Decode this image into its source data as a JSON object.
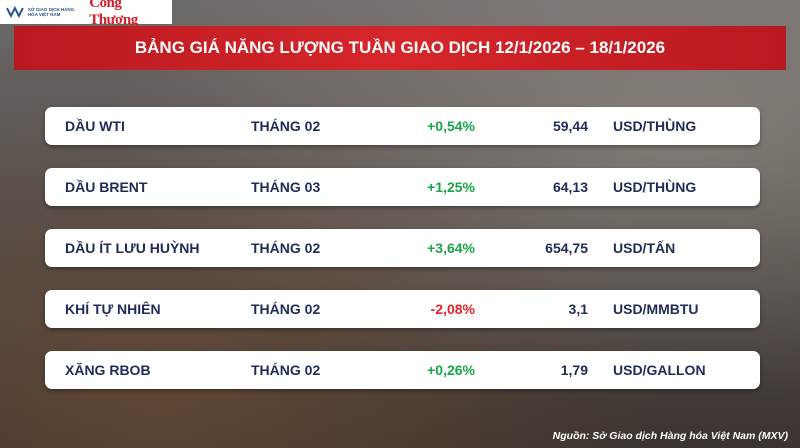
{
  "header": {
    "logo_text": "SỞ GIAO DỊCH HÀNG HÓA VIỆT NAM",
    "logo_brand": "Công Thương",
    "title": "BẢNG GIÁ NĂNG LƯỢNG TUẦN GIAO DỊCH 12/1/2026 – 18/1/2026"
  },
  "table": {
    "rows": [
      [
        "DẦU WTI",
        "THÁNG 02",
        "+0,54%",
        "59,44",
        "USD/THÙNG"
      ],
      [
        "DẦU BRENT",
        "THÁNG 03",
        "+1,25%",
        "64,13",
        "USD/THÙNG"
      ],
      [
        "DẦU ÍT LƯU HUỲNH",
        "THÁNG 02",
        "+3,64%",
        "654,75",
        "USD/TẤN"
      ],
      [
        "KHÍ TỰ NHIÊN",
        "THÁNG 02",
        "-2,08%",
        "3,1",
        "USD/MMBTU"
      ],
      [
        "XĂNG RBOB",
        "THÁNG 02",
        "+0,26%",
        "1,79",
        "USD/GALLON"
      ]
    ]
  },
  "footer": {
    "source": "Nguồn: Sở Giao dịch Hàng hóa Việt Nam (MXV)"
  }
}
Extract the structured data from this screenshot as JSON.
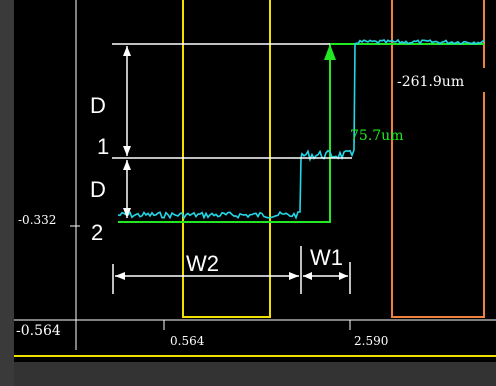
{
  "scope": {
    "y_ticks": [
      "-0.332",
      "-0.564"
    ],
    "x_ticks": [
      "0.564",
      "2.590"
    ],
    "readouts": {
      "upper": "-261.9um",
      "lower": "75.7um"
    },
    "colors": {
      "trace_cyan": "#22d8e8",
      "trace_green": "#22e822",
      "cursor_yellow": "#f0e000",
      "cursor_orange": "#f08040",
      "grid": "#ffffff",
      "background": "#000000"
    }
  },
  "annotations": {
    "d1": [
      "D",
      "1"
    ],
    "d2": [
      "D",
      "2"
    ],
    "w1": "W1",
    "w2": "W2"
  }
}
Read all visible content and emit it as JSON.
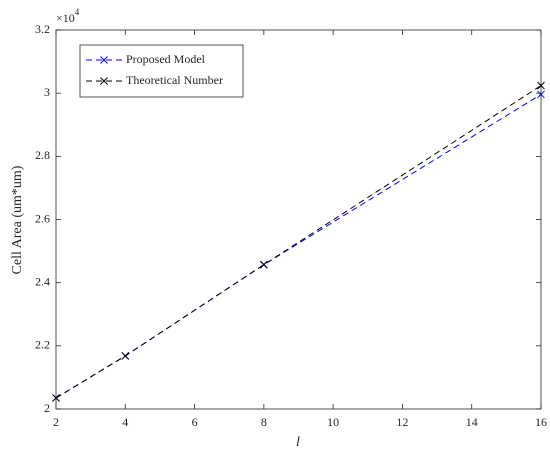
{
  "chart_data": {
    "type": "line",
    "x_label": "l",
    "y_label": "Cell Area (um*um)",
    "y_multiplier": {
      "base": "×10",
      "exponent": "4"
    },
    "x": [
      2,
      4,
      8,
      16
    ],
    "series": [
      {
        "name": "Proposed Model",
        "color": "#0000ff",
        "values": [
          2.035,
          2.168,
          2.457,
          2.996
        ]
      },
      {
        "name": "Theoretical Number",
        "color": "#000000",
        "values": [
          2.035,
          2.168,
          2.457,
          3.024
        ]
      }
    ],
    "xlim": [
      2,
      16
    ],
    "xticks": [
      2,
      4,
      6,
      8,
      10,
      12,
      14,
      16
    ],
    "ylim": [
      2,
      3.2
    ],
    "yticks": [
      2,
      2.2,
      2.4,
      2.6,
      2.8,
      3,
      3.2
    ],
    "grid": false,
    "legend": "upper left"
  }
}
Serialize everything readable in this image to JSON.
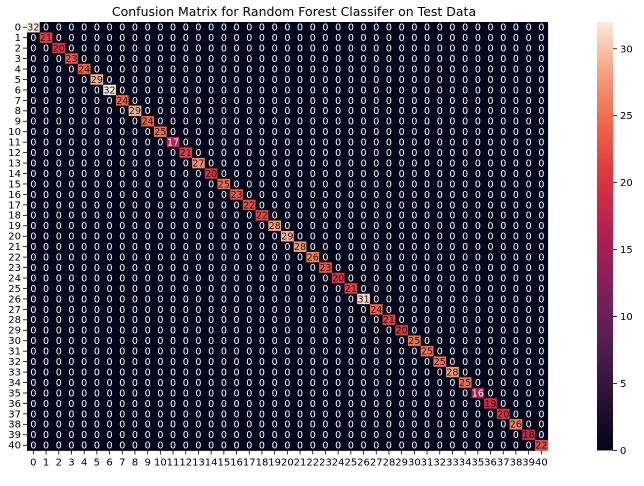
{
  "chart_data": {
    "type": "heatmap",
    "title": "Confusion Matrix for Random Forest Classifer on Test Data",
    "xlabel": "",
    "ylabel": "",
    "row_labels": [
      "0",
      "1",
      "2",
      "3",
      "4",
      "5",
      "6",
      "7",
      "8",
      "9",
      "10",
      "11",
      "12",
      "13",
      "14",
      "15",
      "16",
      "17",
      "18",
      "19",
      "20",
      "21",
      "22",
      "23",
      "24",
      "25",
      "26",
      "27",
      "28",
      "29",
      "30",
      "31",
      "32",
      "33",
      "34",
      "35",
      "36",
      "37",
      "38",
      "39",
      "40"
    ],
    "col_labels": [
      "0",
      "1",
      "2",
      "3",
      "4",
      "5",
      "6",
      "7",
      "8",
      "9",
      "10",
      "11",
      "12",
      "13",
      "14",
      "15",
      "16",
      "17",
      "18",
      "19",
      "20",
      "21",
      "22",
      "23",
      "24",
      "25",
      "26",
      "27",
      "28",
      "29",
      "30",
      "31",
      "32",
      "33",
      "34",
      "35",
      "36",
      "37",
      "38",
      "39",
      "40"
    ],
    "off_diagonal_value": 0,
    "diagonal_values": [
      32,
      21,
      20,
      23,
      24,
      29,
      32,
      24,
      29,
      24,
      25,
      17,
      21,
      27,
      20,
      25,
      23,
      22,
      22,
      28,
      29,
      28,
      26,
      23,
      20,
      21,
      31,
      24,
      21,
      20,
      25,
      25,
      25,
      28,
      25,
      16,
      19,
      20,
      26,
      18,
      22
    ],
    "color_scale": {
      "min": 0,
      "max": 32,
      "colormap": "rocket",
      "ticks": [
        0,
        5,
        10,
        15,
        20,
        25,
        30
      ]
    },
    "annotations": "cell values shown in each cell",
    "grid": false,
    "legend": "colorbar-right"
  }
}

□ □ □ □

▶ _THE TASK_
From the entries above, extract each line containing "source".

▶ _EXPECTED ANSWER_
Decode this image into its source data as a JSON object.
    "source": "Nguồn: Sở Giao dịch Hàng hóa Việt Nam (MXV)"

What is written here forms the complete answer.